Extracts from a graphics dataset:
┌────────
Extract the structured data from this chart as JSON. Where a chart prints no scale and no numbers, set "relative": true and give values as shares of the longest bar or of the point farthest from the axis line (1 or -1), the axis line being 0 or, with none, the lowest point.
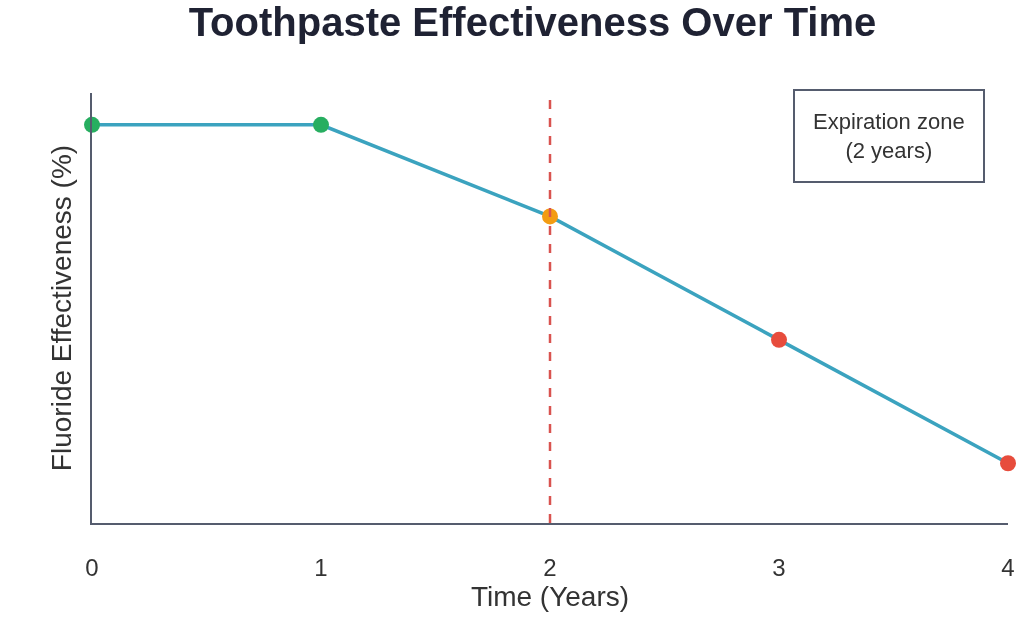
{
  "chart_data": {
    "type": "line",
    "title": "Toothpaste Effectiveness Over Time",
    "xlabel": "Time (Years)",
    "ylabel": "Fluoride Effectiveness (%)",
    "x": [
      0,
      1,
      2,
      3,
      4
    ],
    "xlim": [
      0,
      4
    ],
    "xticks": [
      0,
      1,
      2,
      3,
      4
    ],
    "relative": true,
    "tick_labels": "x",
    "series": [
      {
        "color": "#3ba3bf",
        "colors": [
          "#27ae60",
          "#27ae60",
          "#f39c12",
          "#e74c3c",
          "#e74c3c"
        ],
        "values": [
          1,
          1,
          0.77,
          0.46,
          0.15
        ]
      }
    ],
    "marker": "circle",
    "line_style": "solid",
    "legend": false,
    "ref_lines": [
      {
        "axis": "x",
        "value": 2,
        "color": "#d9534f",
        "line_style": "dashed"
      }
    ],
    "annotations": [
      "Expiration zone\n(2 years)"
    ]
  }
}
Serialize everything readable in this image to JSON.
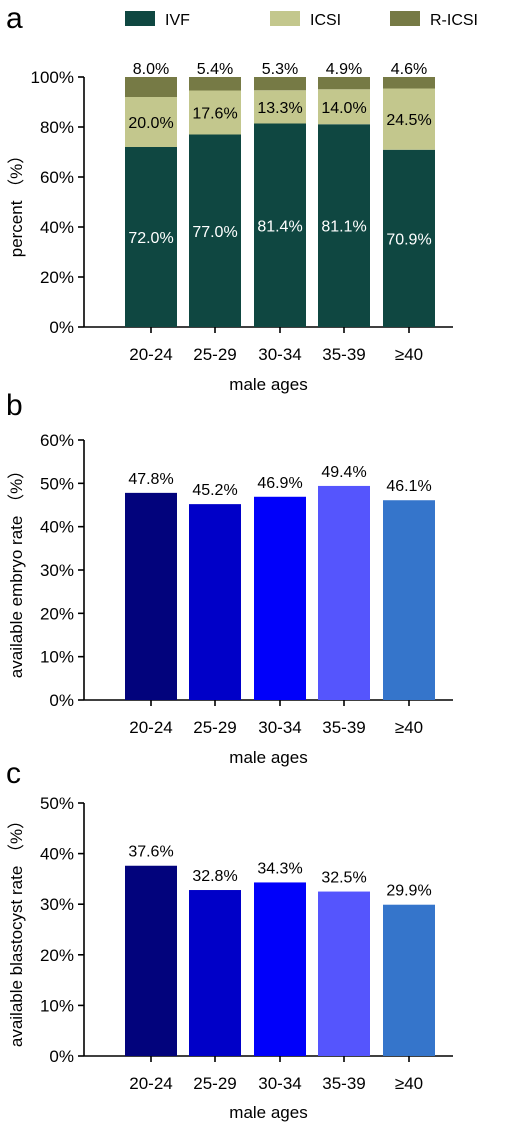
└────────
> _TASK DESCRIPTION_:
Extract the full listing above verbatim; pictures are to be left out of the copy.

> _RESULT OF THE EXERCISE_:
Extract the structured data from this chart as JSON. Where a chart prints no scale and no numbers, set "relative": true and give values as shares of the longest bar or of the point farthest from the axis line (1 or -1), the axis line being 0 or, with none, the lowest point.
{
  "chart_data": {
    "type": "line",
    "title": "Toothpaste Effectiveness Over Time",
    "xlabel": "Time (Years)",
    "ylabel": "Fluoride Effectiveness (%)",
    "x": [
      0,
      1,
      2,
      3,
      4
    ],
    "xlim": [
      0,
      4
    ],
    "xticks": [
      0,
      1,
      2,
      3,
      4
    ],
    "relative": true,
    "tick_labels": "x",
    "series": [
      {
        "color": "#3ba3bf",
        "colors": [
          "#27ae60",
          "#27ae60",
          "#f39c12",
          "#e74c3c",
          "#e74c3c"
        ],
        "values": [
          1,
          1,
          0.77,
          0.46,
          0.15
        ]
      }
    ],
    "marker": "circle",
    "line_style": "solid",
    "legend": false,
    "ref_lines": [
      {
        "axis": "x",
        "value": 2,
        "color": "#d9534f",
        "line_style": "dashed"
      }
    ],
    "annotations": [
      "Expiration zone\n(2 years)"
    ]
  }
}
Serialize everything readable in this image to JSON.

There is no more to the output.